::: Extracted entries :::

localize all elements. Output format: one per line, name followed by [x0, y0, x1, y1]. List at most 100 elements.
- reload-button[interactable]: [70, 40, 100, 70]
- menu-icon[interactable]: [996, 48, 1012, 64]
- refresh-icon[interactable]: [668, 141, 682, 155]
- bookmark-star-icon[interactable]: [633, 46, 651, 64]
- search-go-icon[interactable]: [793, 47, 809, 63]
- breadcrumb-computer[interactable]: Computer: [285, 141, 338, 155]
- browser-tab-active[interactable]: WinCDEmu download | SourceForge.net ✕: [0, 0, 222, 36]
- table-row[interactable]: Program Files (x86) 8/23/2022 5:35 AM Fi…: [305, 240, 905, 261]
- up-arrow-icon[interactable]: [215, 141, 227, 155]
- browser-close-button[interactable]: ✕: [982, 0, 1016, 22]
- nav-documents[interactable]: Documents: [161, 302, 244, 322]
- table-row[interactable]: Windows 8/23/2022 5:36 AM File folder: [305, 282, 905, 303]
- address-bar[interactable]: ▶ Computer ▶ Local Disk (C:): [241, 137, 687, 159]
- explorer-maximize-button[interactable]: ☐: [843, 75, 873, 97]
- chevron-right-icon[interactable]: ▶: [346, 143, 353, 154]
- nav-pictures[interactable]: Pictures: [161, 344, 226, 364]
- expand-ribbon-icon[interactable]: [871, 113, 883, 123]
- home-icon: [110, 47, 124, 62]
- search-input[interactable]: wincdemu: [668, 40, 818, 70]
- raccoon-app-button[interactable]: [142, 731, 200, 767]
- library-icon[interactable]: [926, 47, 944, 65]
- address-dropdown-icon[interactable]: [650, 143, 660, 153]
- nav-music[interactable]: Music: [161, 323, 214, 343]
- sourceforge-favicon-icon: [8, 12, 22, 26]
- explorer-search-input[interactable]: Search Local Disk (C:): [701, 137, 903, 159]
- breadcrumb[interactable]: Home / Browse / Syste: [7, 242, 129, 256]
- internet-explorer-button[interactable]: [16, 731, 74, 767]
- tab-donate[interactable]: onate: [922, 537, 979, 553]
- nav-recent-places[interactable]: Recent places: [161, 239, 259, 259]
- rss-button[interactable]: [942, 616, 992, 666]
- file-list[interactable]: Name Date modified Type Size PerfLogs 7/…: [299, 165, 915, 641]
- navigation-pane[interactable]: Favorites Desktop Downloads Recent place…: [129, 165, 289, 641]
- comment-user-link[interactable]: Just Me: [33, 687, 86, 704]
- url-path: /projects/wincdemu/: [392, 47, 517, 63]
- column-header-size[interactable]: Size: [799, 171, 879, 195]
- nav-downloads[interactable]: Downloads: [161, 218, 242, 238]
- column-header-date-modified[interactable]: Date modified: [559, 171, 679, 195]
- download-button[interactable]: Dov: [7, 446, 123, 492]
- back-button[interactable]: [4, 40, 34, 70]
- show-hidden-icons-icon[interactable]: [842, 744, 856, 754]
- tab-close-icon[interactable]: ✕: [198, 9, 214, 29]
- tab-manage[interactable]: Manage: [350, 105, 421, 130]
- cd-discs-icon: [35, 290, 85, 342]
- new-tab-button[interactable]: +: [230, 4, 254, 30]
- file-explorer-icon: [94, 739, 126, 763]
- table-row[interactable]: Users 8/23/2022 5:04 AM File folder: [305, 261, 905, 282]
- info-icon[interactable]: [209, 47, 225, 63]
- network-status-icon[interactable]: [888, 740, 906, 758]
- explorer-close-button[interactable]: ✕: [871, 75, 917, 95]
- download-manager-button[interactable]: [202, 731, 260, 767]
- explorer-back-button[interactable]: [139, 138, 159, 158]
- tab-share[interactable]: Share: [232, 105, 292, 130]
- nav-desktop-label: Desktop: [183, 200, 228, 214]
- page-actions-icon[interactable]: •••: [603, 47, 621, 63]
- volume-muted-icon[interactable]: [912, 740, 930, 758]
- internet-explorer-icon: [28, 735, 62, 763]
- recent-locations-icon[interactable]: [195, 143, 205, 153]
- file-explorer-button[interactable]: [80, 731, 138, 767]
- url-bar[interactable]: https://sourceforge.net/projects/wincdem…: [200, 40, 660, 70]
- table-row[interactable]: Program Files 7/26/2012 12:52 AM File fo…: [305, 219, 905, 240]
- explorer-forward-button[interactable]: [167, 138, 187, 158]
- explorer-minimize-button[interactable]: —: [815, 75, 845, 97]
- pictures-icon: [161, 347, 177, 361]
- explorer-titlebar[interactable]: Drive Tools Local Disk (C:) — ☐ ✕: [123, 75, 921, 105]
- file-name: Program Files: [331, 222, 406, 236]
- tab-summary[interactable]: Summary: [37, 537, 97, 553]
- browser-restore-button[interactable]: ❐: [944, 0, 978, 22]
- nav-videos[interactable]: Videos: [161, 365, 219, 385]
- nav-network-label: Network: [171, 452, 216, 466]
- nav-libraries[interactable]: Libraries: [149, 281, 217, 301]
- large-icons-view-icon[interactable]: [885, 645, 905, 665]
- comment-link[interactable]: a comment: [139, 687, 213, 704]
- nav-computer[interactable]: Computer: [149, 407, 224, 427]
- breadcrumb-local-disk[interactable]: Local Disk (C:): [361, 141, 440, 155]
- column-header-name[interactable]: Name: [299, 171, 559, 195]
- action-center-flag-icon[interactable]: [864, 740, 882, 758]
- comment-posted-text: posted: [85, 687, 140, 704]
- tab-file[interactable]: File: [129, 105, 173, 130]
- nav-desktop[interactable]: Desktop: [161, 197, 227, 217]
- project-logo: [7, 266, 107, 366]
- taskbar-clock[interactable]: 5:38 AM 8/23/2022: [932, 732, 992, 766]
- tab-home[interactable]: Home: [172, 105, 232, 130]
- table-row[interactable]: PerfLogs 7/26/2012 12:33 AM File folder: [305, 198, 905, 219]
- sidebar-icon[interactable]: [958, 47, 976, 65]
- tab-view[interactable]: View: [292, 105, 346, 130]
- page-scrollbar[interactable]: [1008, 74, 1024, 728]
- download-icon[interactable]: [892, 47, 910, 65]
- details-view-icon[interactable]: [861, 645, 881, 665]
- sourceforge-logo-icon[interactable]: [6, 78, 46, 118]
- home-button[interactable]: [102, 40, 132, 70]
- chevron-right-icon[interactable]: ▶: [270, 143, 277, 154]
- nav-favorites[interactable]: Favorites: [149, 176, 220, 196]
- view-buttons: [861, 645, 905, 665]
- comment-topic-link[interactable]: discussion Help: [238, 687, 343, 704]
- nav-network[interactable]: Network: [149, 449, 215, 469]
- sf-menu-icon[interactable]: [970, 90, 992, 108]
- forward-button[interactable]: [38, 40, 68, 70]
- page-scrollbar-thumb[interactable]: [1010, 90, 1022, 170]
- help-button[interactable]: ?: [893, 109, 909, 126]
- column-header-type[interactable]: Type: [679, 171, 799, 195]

:::

** Your goal **
Output the lines of every item above as a numbered list, omitting any blank lines.

** Answer to this exercise **
1. localize all elements. Output format: one per line, name followed by [x0, y0, x1, y1]. List at most 100 elements.
2. - reload-button[interactable]: [70, 40, 100, 70]
3. - menu-icon[interactable]: [996, 48, 1012, 64]
4. - refresh-icon[interactable]: [668, 141, 682, 155]
5. - bookmark-star-icon[interactable]: [633, 46, 651, 64]
6. - search-go-icon[interactable]: [793, 47, 809, 63]
7. - breadcrumb-computer[interactable]: Computer: [285, 141, 338, 155]
8. - browser-tab-active[interactable]: WinCDEmu download | SourceForge.net ✕: [0, 0, 222, 36]
9. - table-row[interactable]: Program Files (x86) 8/23/2022 5:35 AM Fi…: [305, 240, 905, 261]
10. - up-arrow-icon[interactable]: [215, 141, 227, 155]
11. - browser-close-button[interactable]: ✕: [982, 0, 1016, 22]
12. - nav-documents[interactable]: Documents: [161, 302, 244, 322]
13. - table-row[interactable]: Windows 8/23/2022 5:36 AM File folder: [305, 282, 905, 303]
14. - address-bar[interactable]: ▶ Computer ▶ Local Disk (C:): [241, 137, 687, 159]
15. - explorer-maximize-button[interactable]: ☐: [843, 75, 873, 97]
16. - chevron-right-icon[interactable]: ▶: [346, 143, 353, 154]
17. - nav-pictures[interactable]: Pictures: [161, 344, 226, 364]
18. - expand-ribbon-icon[interactable]: [871, 113, 883, 123]
19. - home-icon: [110, 47, 124, 62]
20. - search-input[interactable]: wincdemu: [668, 40, 818, 70]
21. - raccoon-app-button[interactable]: [142, 731, 200, 767]
22. - library-icon[interactable]: [926, 47, 944, 65]
23. - address-dropdown-icon[interactable]: [650, 143, 660, 153]
24. - nav-music[interactable]: Music: [161, 323, 214, 343]
25. - sourceforge-favicon-icon: [8, 12, 22, 26]
26. - explorer-search-input[interactable]: Search Local Disk (C:): [701, 137, 903, 159]
27. - breadcrumb[interactable]: Home / Browse / Syste: [7, 242, 129, 256]
28. - internet-explorer-button[interactable]: [16, 731, 74, 767]
29. - tab-donate[interactable]: onate: [922, 537, 979, 553]
30. - nav-recent-places[interactable]: Recent places: [161, 239, 259, 259]
31. - rss-button[interactable]: [942, 616, 992, 666]
32. - file-list[interactable]: Name Date modified Type Size PerfLogs 7/…: [299, 165, 915, 641]
33. - navigation-pane[interactable]: Favorites Desktop Downloads Recent place…: [129, 165, 289, 641]
34. - comment-user-link[interactable]: Just Me: [33, 687, 86, 704]
35. - url-path: /projects/wincdemu/: [392, 47, 517, 63]
36. - column-header-size[interactable]: Size: [799, 171, 879, 195]
37. - nav-downloads[interactable]: Downloads: [161, 218, 242, 238]
38. - column-header-date-modified[interactable]: Date modified: [559, 171, 679, 195]
39. - download-button[interactable]: Dov: [7, 446, 123, 492]
40. - back-button[interactable]: [4, 40, 34, 70]
41. - show-hidden-icons-icon[interactable]: [842, 744, 856, 754]
42. - tab-close-icon[interactable]: ✕: [198, 9, 214, 29]
43. - tab-manage[interactable]: Manage: [350, 105, 421, 130]
44. - cd-discs-icon: [35, 290, 85, 342]
45. - new-tab-button[interactable]: +: [230, 4, 254, 30]
46. - file-explorer-icon: [94, 739, 126, 763]
47. - table-row[interactable]: Users 8/23/2022 5:04 AM File folder: [305, 261, 905, 282]
48. - info-icon[interactable]: [209, 47, 225, 63]
49. - network-status-icon[interactable]: [888, 740, 906, 758]
50. - explorer-close-button[interactable]: ✕: [871, 75, 917, 95]
51. - download-manager-button[interactable]: [202, 731, 260, 767]
52. - explorer-back-button[interactable]: [139, 138, 159, 158]
53. - tab-share[interactable]: Share: [232, 105, 292, 130]
54. - nav-desktop-label: Desktop: [183, 200, 228, 214]
55. - page-actions-icon[interactable]: •••: [603, 47, 621, 63]
56. - volume-muted-icon[interactable]: [912, 740, 930, 758]
57. - internet-explorer-icon: [28, 735, 62, 763]
58. - recent-locations-icon[interactable]: [195, 143, 205, 153]
59. - file-explorer-button[interactable]: [80, 731, 138, 767]
60. - url-bar[interactable]: https://sourceforge.net/projects/wincdem…: [200, 40, 660, 70]
61. - table-row[interactable]: Program Files 7/26/2012 12:52 AM File fo…: [305, 219, 905, 240]
62. - explorer-forward-button[interactable]: [167, 138, 187, 158]
63. - explorer-minimize-button[interactable]: —: [815, 75, 845, 97]
64. - pictures-icon: [161, 347, 177, 361]
65. - explorer-titlebar[interactable]: Drive Tools Local Disk (C:) — ☐ ✕: [123, 75, 921, 105]
66. - file-name: Program Files: [331, 222, 406, 236]
67. - tab-summary[interactable]: Summary: [37, 537, 97, 553]
68. - browser-restore-button[interactable]: ❐: [944, 0, 978, 22]
69. - nav-videos[interactable]: Videos: [161, 365, 219, 385]
70. - nav-network-label: Network: [171, 452, 216, 466]
71. - nav-libraries[interactable]: Libraries: [149, 281, 217, 301]
72. - large-icons-view-icon[interactable]: [885, 645, 905, 665]
73. - comment-link[interactable]: a comment: [139, 687, 213, 704]
74. - nav-computer[interactable]: Computer: [149, 407, 224, 427]
75. - breadcrumb-local-disk[interactable]: Local Disk (C:): [361, 141, 440, 155]
76. - column-header-name[interactable]: Name: [299, 171, 559, 195]
77. - action-center-flag-icon[interactable]: [864, 740, 882, 758]
78. - comment-posted-text: posted: [85, 687, 140, 704]
79. - tab-file[interactable]: File: [129, 105, 173, 130]
80. - nav-desktop[interactable]: Desktop: [161, 197, 227, 217]
81. - project-logo: [7, 266, 107, 366]
82. - taskbar-clock[interactable]: 5:38 AM 8/23/2022: [932, 732, 992, 766]
83. - tab-home[interactable]: Home: [172, 105, 232, 130]
84. - table-row[interactable]: PerfLogs 7/26/2012 12:33 AM File folder: [305, 198, 905, 219]
85. - sidebar-icon[interactable]: [958, 47, 976, 65]
86. - tab-view[interactable]: View: [292, 105, 346, 130]
87. - page-scrollbar[interactable]: [1008, 74, 1024, 728]
88. - download-icon[interactable]: [892, 47, 910, 65]
89. - details-view-icon[interactable]: [861, 645, 881, 665]
90. - sourceforge-logo-icon[interactable]: [6, 78, 46, 118]
91. - home-button[interactable]: [102, 40, 132, 70]
92. - chevron-right-icon[interactable]: ▶: [270, 143, 277, 154]
93. - nav-favorites[interactable]: Favorites: [149, 176, 220, 196]
94. - view-buttons: [861, 645, 905, 665]
95. - comment-topic-link[interactable]: discussion Help: [238, 687, 343, 704]
96. - nav-network[interactable]: Network: [149, 449, 215, 469]
97. - sf-menu-icon[interactable]: [970, 90, 992, 108]
98. - forward-button[interactable]: [38, 40, 68, 70]
99. - page-scrollbar-thumb[interactable]: [1010, 90, 1022, 170]
100. - help-button[interactable]: ?: [893, 109, 909, 126]
101. - column-header-type[interactable]: Type: [679, 171, 799, 195]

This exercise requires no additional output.